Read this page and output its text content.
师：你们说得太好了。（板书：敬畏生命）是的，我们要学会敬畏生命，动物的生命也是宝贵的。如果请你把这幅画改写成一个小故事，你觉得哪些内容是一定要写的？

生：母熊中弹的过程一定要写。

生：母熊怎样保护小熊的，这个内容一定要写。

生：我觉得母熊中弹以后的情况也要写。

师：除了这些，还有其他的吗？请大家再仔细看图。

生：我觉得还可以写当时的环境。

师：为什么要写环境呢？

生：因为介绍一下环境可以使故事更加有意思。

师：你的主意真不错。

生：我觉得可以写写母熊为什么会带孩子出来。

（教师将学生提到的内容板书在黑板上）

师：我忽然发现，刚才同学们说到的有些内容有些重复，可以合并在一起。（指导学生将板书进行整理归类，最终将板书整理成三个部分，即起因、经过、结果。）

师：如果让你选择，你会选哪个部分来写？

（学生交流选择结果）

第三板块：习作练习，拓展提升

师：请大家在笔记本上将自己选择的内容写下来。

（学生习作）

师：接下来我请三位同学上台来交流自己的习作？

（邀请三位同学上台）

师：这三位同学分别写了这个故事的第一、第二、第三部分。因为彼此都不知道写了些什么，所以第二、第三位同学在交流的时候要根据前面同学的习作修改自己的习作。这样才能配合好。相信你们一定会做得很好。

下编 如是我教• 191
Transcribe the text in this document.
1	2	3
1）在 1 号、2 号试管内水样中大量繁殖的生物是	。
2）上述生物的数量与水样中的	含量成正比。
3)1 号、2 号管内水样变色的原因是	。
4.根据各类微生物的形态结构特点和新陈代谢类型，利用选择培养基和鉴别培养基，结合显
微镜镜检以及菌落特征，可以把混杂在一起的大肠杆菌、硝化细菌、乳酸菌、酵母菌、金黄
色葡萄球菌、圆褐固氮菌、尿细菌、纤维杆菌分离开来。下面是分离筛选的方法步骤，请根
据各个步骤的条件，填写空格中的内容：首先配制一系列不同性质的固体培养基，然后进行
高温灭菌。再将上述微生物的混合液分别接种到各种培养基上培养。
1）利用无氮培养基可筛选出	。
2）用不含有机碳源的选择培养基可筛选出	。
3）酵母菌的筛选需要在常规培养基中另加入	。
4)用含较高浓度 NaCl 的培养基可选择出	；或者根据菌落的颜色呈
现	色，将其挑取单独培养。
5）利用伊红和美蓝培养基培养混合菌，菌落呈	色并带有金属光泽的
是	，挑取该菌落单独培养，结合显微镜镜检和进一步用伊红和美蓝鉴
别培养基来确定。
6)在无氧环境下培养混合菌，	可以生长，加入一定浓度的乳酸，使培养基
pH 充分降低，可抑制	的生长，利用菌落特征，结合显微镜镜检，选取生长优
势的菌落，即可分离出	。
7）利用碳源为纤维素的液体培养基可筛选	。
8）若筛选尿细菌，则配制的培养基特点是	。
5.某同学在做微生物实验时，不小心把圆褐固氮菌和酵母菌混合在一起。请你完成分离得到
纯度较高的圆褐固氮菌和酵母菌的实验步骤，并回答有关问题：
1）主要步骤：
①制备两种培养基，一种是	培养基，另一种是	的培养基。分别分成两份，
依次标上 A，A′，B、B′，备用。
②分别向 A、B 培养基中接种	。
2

| WHAT IS ASKED |
Take the lines above and print them exactly.

| RESULT |
Read this page and output its text content.
师：你们说得太好了。（板书：敬畏生命）是的，我们要学会敬畏生命，动物的生命也是宝贵的。如果请你把这幅画改写成一个小故事，你觉得哪些内容是一定要写的？

生：母熊中弹的过程一定要写。

生：母熊怎样保护小熊的，这个内容一定要写。

生：我觉得母熊中弹以后的情况也要写。

师：除了这些，还有其他的吗？请大家再仔细看图。

生：我觉得还可以写当时的环境。

师：为什么要写环境呢？

生：因为介绍一下环境可以使故事更加有意思。

师：你的主意真不错。

生：我觉得可以写写母熊为什么会带孩子出来。

（教师将学生提到的内容板书在黑板上）

师：我忽然发现，刚才同学们说到的有些内容有些重复，可以合并在一起。（指导学生将板书进行整理归类，最终将板书整理成三个部分，即起因、经过、结果。）

师：如果让你选择，你会选哪个部分来写？

（学生交流选择结果）

第三板块：习作练习，拓展提升

师：请大家在笔记本上将自己选择的内容写下来。

（学生习作）

师：接下来我请三位同学上台来交流自己的习作？

（邀请三位同学上台）

师：这三位同学分别写了这个故事的第一、第二、第三部分。因为彼此都不知道写了些什么，所以第二、第三位同学在交流的时候要根据前面同学的习作修改自己的习作。这样才能配合好。相信你们一定会做得很好。

下编 如是我教• 191
Transcribe the text in this document.
1	2	3
1）在 1 号、2 号试管内水样中大量繁殖的生物是	。
2）上述生物的数量与水样中的	含量成正比。
3)1 号、2 号管内水样变色的原因是	。
4.根据各类微生物的形态结构特点和新陈代谢类型，利用选择培养基和鉴别培养基，结合显
微镜镜检以及菌落特征，可以把混杂在一起的大肠杆菌、硝化细菌、乳酸菌、酵母菌、金黄
色葡萄球菌、圆褐固氮菌、尿细菌、纤维杆菌分离开来。下面是分离筛选的方法步骤，请根
据各个步骤的条件，填写空格中的内容：首先配制一系列不同性质的固体培养基，然后进行
高温灭菌。再将上述微生物的混合液分别接种到各种培养基上培养。
1）利用无氮培养基可筛选出	。
2）用不含有机碳源的选择培养基可筛选出	。
3）酵母菌的筛选需要在常规培养基中另加入	。
4)用含较高浓度 NaCl 的培养基可选择出	；或者根据菌落的颜色呈
现	色，将其挑取单独培养。
5）利用伊红和美蓝培养基培养混合菌，菌落呈	色并带有金属光泽的
是	，挑取该菌落单独培养，结合显微镜镜检和进一步用伊红和美蓝鉴
别培养基来确定。
6)在无氧环境下培养混合菌，	可以生长，加入一定浓度的乳酸，使培养基
pH 充分降低，可抑制	的生长，利用菌落特征，结合显微镜镜检，选取生长优
势的菌落，即可分离出	。
7）利用碳源为纤维素的液体培养基可筛选	。
8）若筛选尿细菌，则配制的培养基特点是	。
5.某同学在做微生物实验时，不小心把圆褐固氮菌和酵母菌混合在一起。请你完成分离得到
纯度较高的圆褐固氮菌和酵母菌的实验步骤，并回答有关问题：
1）主要步骤：
①制备两种培养基，一种是	培养基，另一种是	的培养基。分别分成两份，
依次标上 A，A′，B、B′，备用。
②分别向 A、B 培养基中接种	。
2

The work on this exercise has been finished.